- [WHAT NEEDS TO BE DONE]: Reproduce the records below exactly as they appear.

..............................

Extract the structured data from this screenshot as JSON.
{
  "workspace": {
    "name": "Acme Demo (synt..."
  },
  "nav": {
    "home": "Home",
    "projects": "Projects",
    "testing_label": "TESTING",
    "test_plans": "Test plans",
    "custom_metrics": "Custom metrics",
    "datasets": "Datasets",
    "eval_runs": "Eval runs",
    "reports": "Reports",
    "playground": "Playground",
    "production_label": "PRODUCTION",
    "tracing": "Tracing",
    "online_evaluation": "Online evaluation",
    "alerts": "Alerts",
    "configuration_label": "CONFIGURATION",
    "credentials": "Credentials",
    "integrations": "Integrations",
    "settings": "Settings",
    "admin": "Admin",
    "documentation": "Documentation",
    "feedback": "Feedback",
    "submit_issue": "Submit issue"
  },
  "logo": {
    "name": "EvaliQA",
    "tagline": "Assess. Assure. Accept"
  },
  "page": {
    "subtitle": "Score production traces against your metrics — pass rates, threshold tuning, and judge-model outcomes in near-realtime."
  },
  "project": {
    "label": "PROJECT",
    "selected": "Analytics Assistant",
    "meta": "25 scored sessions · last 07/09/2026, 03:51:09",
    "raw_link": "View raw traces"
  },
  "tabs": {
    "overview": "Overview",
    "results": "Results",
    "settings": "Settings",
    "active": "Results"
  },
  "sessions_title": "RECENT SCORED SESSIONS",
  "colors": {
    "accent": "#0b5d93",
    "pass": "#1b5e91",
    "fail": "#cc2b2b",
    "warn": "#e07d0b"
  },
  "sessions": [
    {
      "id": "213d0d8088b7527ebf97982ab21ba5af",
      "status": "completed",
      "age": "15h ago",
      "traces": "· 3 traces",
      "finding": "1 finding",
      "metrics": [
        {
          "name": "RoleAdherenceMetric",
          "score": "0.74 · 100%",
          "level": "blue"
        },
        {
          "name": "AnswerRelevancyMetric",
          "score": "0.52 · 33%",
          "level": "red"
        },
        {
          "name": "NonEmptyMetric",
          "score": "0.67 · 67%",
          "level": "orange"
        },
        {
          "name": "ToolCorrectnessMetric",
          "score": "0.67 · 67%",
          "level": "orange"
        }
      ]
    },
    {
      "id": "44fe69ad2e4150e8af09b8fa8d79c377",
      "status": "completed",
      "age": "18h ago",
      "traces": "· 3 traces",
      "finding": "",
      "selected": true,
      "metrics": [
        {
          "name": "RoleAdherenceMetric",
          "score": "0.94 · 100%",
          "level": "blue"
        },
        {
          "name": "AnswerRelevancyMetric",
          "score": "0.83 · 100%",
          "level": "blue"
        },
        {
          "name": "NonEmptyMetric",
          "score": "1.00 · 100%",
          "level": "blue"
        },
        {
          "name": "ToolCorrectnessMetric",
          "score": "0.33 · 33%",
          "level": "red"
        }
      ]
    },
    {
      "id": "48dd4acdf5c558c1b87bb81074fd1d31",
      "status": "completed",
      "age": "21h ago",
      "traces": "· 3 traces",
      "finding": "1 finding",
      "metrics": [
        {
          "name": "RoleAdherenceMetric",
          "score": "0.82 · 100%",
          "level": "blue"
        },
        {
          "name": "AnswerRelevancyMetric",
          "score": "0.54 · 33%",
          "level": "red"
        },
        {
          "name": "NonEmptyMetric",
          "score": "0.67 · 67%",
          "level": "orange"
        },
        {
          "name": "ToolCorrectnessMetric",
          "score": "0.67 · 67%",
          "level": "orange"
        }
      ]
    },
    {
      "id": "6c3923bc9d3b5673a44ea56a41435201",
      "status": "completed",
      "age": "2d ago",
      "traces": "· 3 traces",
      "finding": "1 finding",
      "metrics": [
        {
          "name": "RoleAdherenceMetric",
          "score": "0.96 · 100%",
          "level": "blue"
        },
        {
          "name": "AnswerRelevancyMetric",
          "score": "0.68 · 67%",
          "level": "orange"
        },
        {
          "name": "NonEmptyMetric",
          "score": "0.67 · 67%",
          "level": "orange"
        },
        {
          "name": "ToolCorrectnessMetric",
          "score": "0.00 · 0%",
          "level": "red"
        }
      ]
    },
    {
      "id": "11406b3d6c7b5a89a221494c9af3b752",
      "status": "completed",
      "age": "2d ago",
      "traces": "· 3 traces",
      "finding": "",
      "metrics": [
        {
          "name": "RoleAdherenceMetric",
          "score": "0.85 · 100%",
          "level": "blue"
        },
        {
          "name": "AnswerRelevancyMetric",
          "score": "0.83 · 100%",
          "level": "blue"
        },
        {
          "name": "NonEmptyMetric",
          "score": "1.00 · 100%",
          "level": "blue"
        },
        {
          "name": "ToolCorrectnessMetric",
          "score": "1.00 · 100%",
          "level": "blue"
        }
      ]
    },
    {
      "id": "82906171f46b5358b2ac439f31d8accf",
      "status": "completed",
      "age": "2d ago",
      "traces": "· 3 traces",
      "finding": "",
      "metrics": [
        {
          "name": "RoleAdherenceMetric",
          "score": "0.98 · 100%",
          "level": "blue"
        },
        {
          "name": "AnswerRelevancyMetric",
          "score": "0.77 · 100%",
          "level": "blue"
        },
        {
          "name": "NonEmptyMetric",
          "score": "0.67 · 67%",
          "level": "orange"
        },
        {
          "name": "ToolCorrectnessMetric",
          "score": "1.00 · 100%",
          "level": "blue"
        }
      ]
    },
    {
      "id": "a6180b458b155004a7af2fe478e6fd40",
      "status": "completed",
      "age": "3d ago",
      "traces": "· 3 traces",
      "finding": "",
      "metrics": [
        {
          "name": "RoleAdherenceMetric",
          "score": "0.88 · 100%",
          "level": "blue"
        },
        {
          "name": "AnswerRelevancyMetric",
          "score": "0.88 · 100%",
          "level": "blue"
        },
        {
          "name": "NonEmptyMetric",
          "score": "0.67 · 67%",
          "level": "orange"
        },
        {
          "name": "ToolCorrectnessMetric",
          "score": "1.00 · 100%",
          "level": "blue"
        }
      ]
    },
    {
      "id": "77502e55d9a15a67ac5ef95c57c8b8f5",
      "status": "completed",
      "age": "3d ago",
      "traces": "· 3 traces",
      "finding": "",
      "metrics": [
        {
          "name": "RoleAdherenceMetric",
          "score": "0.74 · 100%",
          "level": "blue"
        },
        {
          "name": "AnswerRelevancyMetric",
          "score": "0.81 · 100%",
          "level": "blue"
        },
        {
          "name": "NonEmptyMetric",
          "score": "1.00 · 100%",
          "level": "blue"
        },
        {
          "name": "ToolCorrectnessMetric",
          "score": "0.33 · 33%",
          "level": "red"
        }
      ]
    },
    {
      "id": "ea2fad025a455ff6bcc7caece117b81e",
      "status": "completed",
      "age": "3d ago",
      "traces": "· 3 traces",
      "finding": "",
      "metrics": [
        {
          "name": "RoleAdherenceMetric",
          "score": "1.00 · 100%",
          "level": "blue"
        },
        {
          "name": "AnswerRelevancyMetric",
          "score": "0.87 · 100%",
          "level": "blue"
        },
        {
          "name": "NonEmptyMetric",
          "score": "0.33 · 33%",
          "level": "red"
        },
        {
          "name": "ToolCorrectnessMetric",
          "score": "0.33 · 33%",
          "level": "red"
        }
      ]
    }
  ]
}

..............................

- [SOLVED EXERCISE]:
Extract the structured data from this screenshot as JSON.
{
  "workspace": {
    "name": "Acme Demo (synt..."
  },
  "nav": {
    "home": "Home",
    "projects": "Projects",
    "testing_label": "TESTING",
    "test_plans": "Test plans",
    "custom_metrics": "Custom metrics",
    "datasets": "Datasets",
    "eval_runs": "Eval runs",
    "reports": "Reports",
    "playground": "Playground",
    "production_label": "PRODUCTION",
    "tracing": "Tracing",
    "online_evaluation": "Online evaluation",
    "alerts": "Alerts",
    "configuration_label": "CONFIGURATION",
    "credentials": "Credentials",
    "integrations": "Integrations",
    "settings": "Settings",
    "admin": "Admin",
    "documentation": "Documentation",
    "feedback": "Feedback",
    "submit_issue": "Submit issue"
  },
  "logo": {
    "name": "EvaliQA",
    "tagline": "Assess. Assure. Accept"
  },
  "page": {
    "subtitle": "Score production traces against your metrics — pass rates, threshold tuning, and judge-model outcomes in near-realtime."
  },
  "project": {
    "label": "PROJECT",
    "selected": "Analytics Assistant",
    "meta": "25 scored sessions · last 07/09/2026, 03:51:09",
    "raw_link": "View raw traces"
  },
  "tabs": {
    "overview": "Overview",
    "results": "Results",
    "settings": "Settings",
    "active": "Results"
  },
  "sessions_title": "RECENT SCORED SESSIONS",
  "colors": {
    "accent": "#0b5d93",
    "pass": "#1b5e91",
    "fail": "#cc2b2b",
    "warn": "#e07d0b"
  },
  "sessions": [
    {
      "id": "213d0d8088b7527ebf97982ab21ba5af",
      "status": "completed",
      "age": "15h ago",
      "traces": "· 3 traces",
      "finding": "1 finding",
      "metrics": [
        {
          "name": "RoleAdherenceMetric",
          "score": "0.74 · 100%",
          "level": "blue"
        },
        {
          "name": "AnswerRelevancyMetric",
          "score": "0.52 · 33%",
          "level": "red"
        },
        {
          "name": "NonEmptyMetric",
          "score": "0.67 · 67%",
          "level": "orange"
        },
        {
          "name": "ToolCorrectnessMetric",
          "score": "0.67 · 67%",
          "level": "orange"
        }
      ]
    },
    {
      "id": "44fe69ad2e4150e8af09b8fa8d79c377",
      "status": "completed",
      "age": "18h ago",
      "traces": "· 3 traces",
      "finding": "",
      "selected": true,
      "metrics": [
        {
          "name": "RoleAdherenceMetric",
          "score": "0.94 · 100%",
          "level": "blue"
        },
        {
          "name": "AnswerRelevancyMetric",
          "score": "0.83 · 100%",
          "level": "blue"
        },
        {
          "name": "NonEmptyMetric",
          "score": "1.00 · 100%",
          "level": "blue"
        },
        {
          "name": "ToolCorrectnessMetric",
          "score": "0.33 · 33%",
          "level": "red"
        }
      ]
    },
    {
      "id": "48dd4acdf5c558c1b87bb81074fd1d31",
      "status": "completed",
      "age": "21h ago",
      "traces": "· 3 traces",
      "finding": "1 finding",
      "metrics": [
        {
          "name": "RoleAdherenceMetric",
          "score": "0.82 · 100%",
          "level": "blue"
        },
        {
          "name": "AnswerRelevancyMetric",
          "score": "0.54 · 33%",
          "level": "red"
        },
        {
          "name": "NonEmptyMetric",
          "score": "0.67 · 67%",
          "level": "orange"
        },
        {
          "name": "ToolCorrectnessMetric",
          "score": "0.67 · 67%",
          "level": "orange"
        }
      ]
    },
    {
      "id": "6c3923bc9d3b5673a44ea56a41435201",
      "status": "completed",
      "age": "2d ago",
      "traces": "· 3 traces",
      "finding": "1 finding",
      "metrics": [
        {
          "name": "RoleAdherenceMetric",
          "score": "0.96 · 100%",
          "level": "blue"
        },
        {
          "name": "AnswerRelevancyMetric",
          "score": "0.68 · 67%",
          "level": "orange"
        },
        {
          "name": "NonEmptyMetric",
          "score": "0.67 · 67%",
          "level": "orange"
        },
        {
          "name": "ToolCorrectnessMetric",
          "score": "0.00 · 0%",
          "level": "red"
        }
      ]
    },
    {
      "id": "11406b3d6c7b5a89a221494c9af3b752",
      "status": "completed",
      "age": "2d ago",
      "traces": "· 3 traces",
      "finding": "",
      "metrics": [
        {
          "name": "RoleAdherenceMetric",
          "score": "0.85 · 100%",
          "level": "blue"
        },
        {
          "name": "AnswerRelevancyMetric",
          "score": "0.83 · 100%",
          "level": "blue"
        },
        {
          "name": "NonEmptyMetric",
          "score": "1.00 · 100%",
          "level": "blue"
        },
        {
          "name": "ToolCorrectnessMetric",
          "score": "1.00 · 100%",
          "level": "blue"
        }
      ]
    },
    {
      "id": "82906171f46b5358b2ac439f31d8accf",
      "status": "completed",
      "age": "2d ago",
      "traces": "· 3 traces",
      "finding": "",
      "metrics": [
        {
          "name": "RoleAdherenceMetric",
          "score": "0.98 · 100%",
          "level": "blue"
        },
        {
          "name": "AnswerRelevancyMetric",
          "score": "0.77 · 100%",
          "level": "blue"
        },
        {
          "name": "NonEmptyMetric",
          "score": "0.67 · 67%",
          "level": "orange"
        },
        {
          "name": "ToolCorrectnessMetric",
          "score": "1.00 · 100%",
          "level": "blue"
        }
      ]
    },
    {
      "id": "a6180b458b155004a7af2fe478e6fd40",
      "status": "completed",
      "age": "3d ago",
      "traces": "· 3 traces",
      "finding": "",
      "metrics": [
        {
          "name": "RoleAdherenceMetric",
          "score": "0.88 · 100%",
          "level": "blue"
        },
        {
          "name": "AnswerRelevancyMetric",
          "score": "0.88 · 100%",
          "level": "blue"
        },
        {
          "name": "NonEmptyMetric",
          "score": "0.67 · 67%",
          "level": "orange"
        },
        {
          "name": "ToolCorrectnessMetric",
          "score": "1.00 · 100%",
          "level": "blue"
        }
      ]
    },
    {
      "id": "77502e55d9a15a67ac5ef95c57c8b8f5",
      "status": "completed",
      "age": "3d ago",
      "traces": "· 3 traces",
      "finding": "",
      "metrics": [
        {
          "name": "RoleAdherenceMetric",
          "score": "0.74 · 100%",
          "level": "blue"
        },
        {
          "name": "AnswerRelevancyMetric",
          "score": "0.81 · 100%",
          "level": "blue"
        },
        {
          "name": "NonEmptyMetric",
          "score": "1.00 · 100%",
          "level": "blue"
        },
        {
          "name": "ToolCorrectnessMetric",
          "score": "0.33 · 33%",
          "level": "red"
        }
      ]
    },
    {
      "id": "ea2fad025a455ff6bcc7caece117b81e",
      "status": "completed",
      "age": "3d ago",
      "traces": "· 3 traces",
      "finding": "",
      "metrics": [
        {
          "name": "RoleAdherenceMetric",
          "score": "1.00 · 100%",
          "level": "blue"
        },
        {
          "name": "AnswerRelevancyMetric",
          "score": "0.87 · 100%",
          "level": "blue"
        },
        {
          "name": "NonEmptyMetric",
          "score": "0.33 · 33%",
          "level": "red"
        },
        {
          "name": "ToolCorrectnessMetric",
          "score": "0.33 · 33%",
          "level": "red"
        }
      ]
    }
  ]
}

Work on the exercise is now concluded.